» **Records provided**:

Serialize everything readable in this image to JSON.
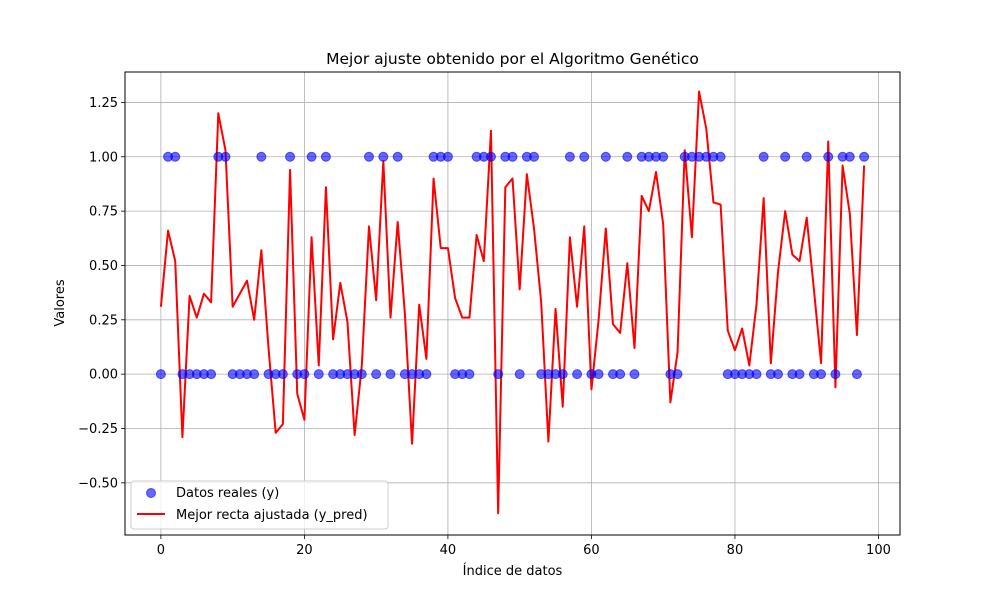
{
  "chart_data": {
    "type": "scatter",
    "title": "Mejor ajuste obtenido por el Algoritmo Genético",
    "xlabel": "Índice de datos",
    "ylabel": "Valores",
    "xlim": [
      -5,
      103
    ],
    "ylim": [
      -0.74,
      1.39
    ],
    "x_ticks": [
      0,
      20,
      40,
      60,
      80,
      100
    ],
    "y_ticks": [
      -0.5,
      -0.25,
      0.0,
      0.25,
      0.5,
      0.75,
      1.0,
      1.25
    ],
    "grid": true,
    "legend_position": "lower-left",
    "series": [
      {
        "name": "Datos reales (y)",
        "kind": "scatter",
        "color": "#0000ff",
        "x": [
          0,
          1,
          2,
          3,
          4,
          5,
          6,
          7,
          8,
          9,
          10,
          11,
          12,
          13,
          14,
          15,
          16,
          17,
          18,
          19,
          20,
          21,
          22,
          23,
          24,
          25,
          26,
          27,
          28,
          29,
          30,
          31,
          32,
          33,
          34,
          35,
          36,
          37,
          38,
          39,
          40,
          41,
          42,
          43,
          44,
          45,
          46,
          47,
          48,
          49,
          50,
          51,
          52,
          53,
          54,
          55,
          56,
          57,
          58,
          59,
          60,
          61,
          62,
          63,
          64,
          65,
          66,
          67,
          68,
          69,
          70,
          71,
          72,
          73,
          74,
          75,
          76,
          77,
          78,
          79,
          80,
          81,
          82,
          83,
          84,
          85,
          86,
          87,
          88,
          89,
          90,
          91,
          92,
          93,
          94,
          95,
          96,
          97,
          98
        ],
        "y": [
          0,
          1,
          1,
          0,
          0,
          0,
          0,
          0,
          1,
          1,
          0,
          0,
          0,
          0,
          1,
          0,
          0,
          0,
          1,
          0,
          0,
          1,
          0,
          1,
          0,
          0,
          0,
          0,
          0,
          1,
          0,
          1,
          0,
          1,
          0,
          0,
          0,
          0,
          1,
          1,
          1,
          0,
          0,
          0,
          1,
          1,
          1,
          0,
          1,
          1,
          0,
          1,
          1,
          0,
          0,
          0,
          0,
          1,
          0,
          1,
          0,
          0,
          1,
          0,
          0,
          1,
          0,
          1,
          1,
          1,
          1,
          0,
          0,
          1,
          1,
          1,
          1,
          1,
          1,
          0,
          0,
          0,
          0,
          0,
          1,
          0,
          0,
          1,
          0,
          0,
          1,
          0,
          0,
          1,
          0,
          1,
          1,
          0,
          1
        ]
      },
      {
        "name": "Mejor recta ajustada (y_pred)",
        "kind": "line",
        "color": "#ff0000",
        "x": [
          0,
          1,
          2,
          3,
          4,
          5,
          6,
          7,
          8,
          9,
          10,
          11,
          12,
          13,
          14,
          15,
          16,
          17,
          18,
          19,
          20,
          21,
          22,
          23,
          24,
          25,
          26,
          27,
          28,
          29,
          30,
          31,
          32,
          33,
          34,
          35,
          36,
          37,
          38,
          39,
          40,
          41,
          42,
          43,
          44,
          45,
          46,
          47,
          48,
          49,
          50,
          51,
          52,
          53,
          54,
          55,
          56,
          57,
          58,
          59,
          60,
          61,
          62,
          63,
          64,
          65,
          66,
          67,
          68,
          69,
          70,
          71,
          72,
          73,
          74,
          75,
          76,
          77,
          78,
          79,
          80,
          81,
          82,
          83,
          84,
          85,
          86,
          87,
          88,
          89,
          90,
          91,
          92,
          93,
          94,
          95,
          96,
          97,
          98
        ],
        "y": [
          0.31,
          0.66,
          0.52,
          -0.29,
          0.36,
          0.26,
          0.37,
          0.33,
          1.2,
          1.03,
          0.31,
          0.37,
          0.43,
          0.25,
          0.57,
          0.12,
          -0.27,
          -0.23,
          0.94,
          -0.09,
          -0.21,
          0.63,
          0.04,
          0.86,
          0.16,
          0.42,
          0.24,
          -0.28,
          0.04,
          0.68,
          0.34,
          0.98,
          0.26,
          0.7,
          0.28,
          -0.32,
          0.32,
          0.07,
          0.9,
          0.58,
          0.58,
          0.35,
          0.26,
          0.26,
          0.64,
          0.52,
          1.12,
          -0.64,
          0.86,
          0.9,
          0.39,
          0.92,
          0.67,
          0.33,
          -0.31,
          0.3,
          -0.15,
          0.63,
          0.31,
          0.68,
          -0.07,
          0.25,
          0.67,
          0.23,
          0.19,
          0.51,
          0.12,
          0.82,
          0.75,
          0.93,
          0.69,
          -0.13,
          0.1,
          1.03,
          0.63,
          1.3,
          1.13,
          0.79,
          0.78,
          0.2,
          0.11,
          0.21,
          0.04,
          0.32,
          0.81,
          0.05,
          0.47,
          0.75,
          0.55,
          0.52,
          0.72,
          0.39,
          0.05,
          1.07,
          -0.06,
          0.96,
          0.74,
          0.18,
          0.96
        ]
      }
    ]
  }
}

» **What is required**:
From the records given above, reproduce all text exactly and exclude each picture.

» **Result of this exercise**:
Serialize everything readable in this image to JSON.
{
  "chart_data": {
    "type": "scatter",
    "title": "Mejor ajuste obtenido por el Algoritmo Genético",
    "xlabel": "Índice de datos",
    "ylabel": "Valores",
    "xlim": [
      -5,
      103
    ],
    "ylim": [
      -0.74,
      1.39
    ],
    "x_ticks": [
      0,
      20,
      40,
      60,
      80,
      100
    ],
    "y_ticks": [
      -0.5,
      -0.25,
      0.0,
      0.25,
      0.5,
      0.75,
      1.0,
      1.25
    ],
    "grid": true,
    "legend_position": "lower-left",
    "series": [
      {
        "name": "Datos reales (y)",
        "kind": "scatter",
        "color": "#0000ff",
        "x": [
          0,
          1,
          2,
          3,
          4,
          5,
          6,
          7,
          8,
          9,
          10,
          11,
          12,
          13,
          14,
          15,
          16,
          17,
          18,
          19,
          20,
          21,
          22,
          23,
          24,
          25,
          26,
          27,
          28,
          29,
          30,
          31,
          32,
          33,
          34,
          35,
          36,
          37,
          38,
          39,
          40,
          41,
          42,
          43,
          44,
          45,
          46,
          47,
          48,
          49,
          50,
          51,
          52,
          53,
          54,
          55,
          56,
          57,
          58,
          59,
          60,
          61,
          62,
          63,
          64,
          65,
          66,
          67,
          68,
          69,
          70,
          71,
          72,
          73,
          74,
          75,
          76,
          77,
          78,
          79,
          80,
          81,
          82,
          83,
          84,
          85,
          86,
          87,
          88,
          89,
          90,
          91,
          92,
          93,
          94,
          95,
          96,
          97,
          98
        ],
        "y": [
          0,
          1,
          1,
          0,
          0,
          0,
          0,
          0,
          1,
          1,
          0,
          0,
          0,
          0,
          1,
          0,
          0,
          0,
          1,
          0,
          0,
          1,
          0,
          1,
          0,
          0,
          0,
          0,
          0,
          1,
          0,
          1,
          0,
          1,
          0,
          0,
          0,
          0,
          1,
          1,
          1,
          0,
          0,
          0,
          1,
          1,
          1,
          0,
          1,
          1,
          0,
          1,
          1,
          0,
          0,
          0,
          0,
          1,
          0,
          1,
          0,
          0,
          1,
          0,
          0,
          1,
          0,
          1,
          1,
          1,
          1,
          0,
          0,
          1,
          1,
          1,
          1,
          1,
          1,
          0,
          0,
          0,
          0,
          0,
          1,
          0,
          0,
          1,
          0,
          0,
          1,
          0,
          0,
          1,
          0,
          1,
          1,
          0,
          1
        ]
      },
      {
        "name": "Mejor recta ajustada (y_pred)",
        "kind": "line",
        "color": "#ff0000",
        "x": [
          0,
          1,
          2,
          3,
          4,
          5,
          6,
          7,
          8,
          9,
          10,
          11,
          12,
          13,
          14,
          15,
          16,
          17,
          18,
          19,
          20,
          21,
          22,
          23,
          24,
          25,
          26,
          27,
          28,
          29,
          30,
          31,
          32,
          33,
          34,
          35,
          36,
          37,
          38,
          39,
          40,
          41,
          42,
          43,
          44,
          45,
          46,
          47,
          48,
          49,
          50,
          51,
          52,
          53,
          54,
          55,
          56,
          57,
          58,
          59,
          60,
          61,
          62,
          63,
          64,
          65,
          66,
          67,
          68,
          69,
          70,
          71,
          72,
          73,
          74,
          75,
          76,
          77,
          78,
          79,
          80,
          81,
          82,
          83,
          84,
          85,
          86,
          87,
          88,
          89,
          90,
          91,
          92,
          93,
          94,
          95,
          96,
          97,
          98
        ],
        "y": [
          0.31,
          0.66,
          0.52,
          -0.29,
          0.36,
          0.26,
          0.37,
          0.33,
          1.2,
          1.03,
          0.31,
          0.37,
          0.43,
          0.25,
          0.57,
          0.12,
          -0.27,
          -0.23,
          0.94,
          -0.09,
          -0.21,
          0.63,
          0.04,
          0.86,
          0.16,
          0.42,
          0.24,
          -0.28,
          0.04,
          0.68,
          0.34,
          0.98,
          0.26,
          0.7,
          0.28,
          -0.32,
          0.32,
          0.07,
          0.9,
          0.58,
          0.58,
          0.35,
          0.26,
          0.26,
          0.64,
          0.52,
          1.12,
          -0.64,
          0.86,
          0.9,
          0.39,
          0.92,
          0.67,
          0.33,
          -0.31,
          0.3,
          -0.15,
          0.63,
          0.31,
          0.68,
          -0.07,
          0.25,
          0.67,
          0.23,
          0.19,
          0.51,
          0.12,
          0.82,
          0.75,
          0.93,
          0.69,
          -0.13,
          0.1,
          1.03,
          0.63,
          1.3,
          1.13,
          0.79,
          0.78,
          0.2,
          0.11,
          0.21,
          0.04,
          0.32,
          0.81,
          0.05,
          0.47,
          0.75,
          0.55,
          0.52,
          0.72,
          0.39,
          0.05,
          1.07,
          -0.06,
          0.96,
          0.74,
          0.18,
          0.96
        ]
      }
    ]
  }
}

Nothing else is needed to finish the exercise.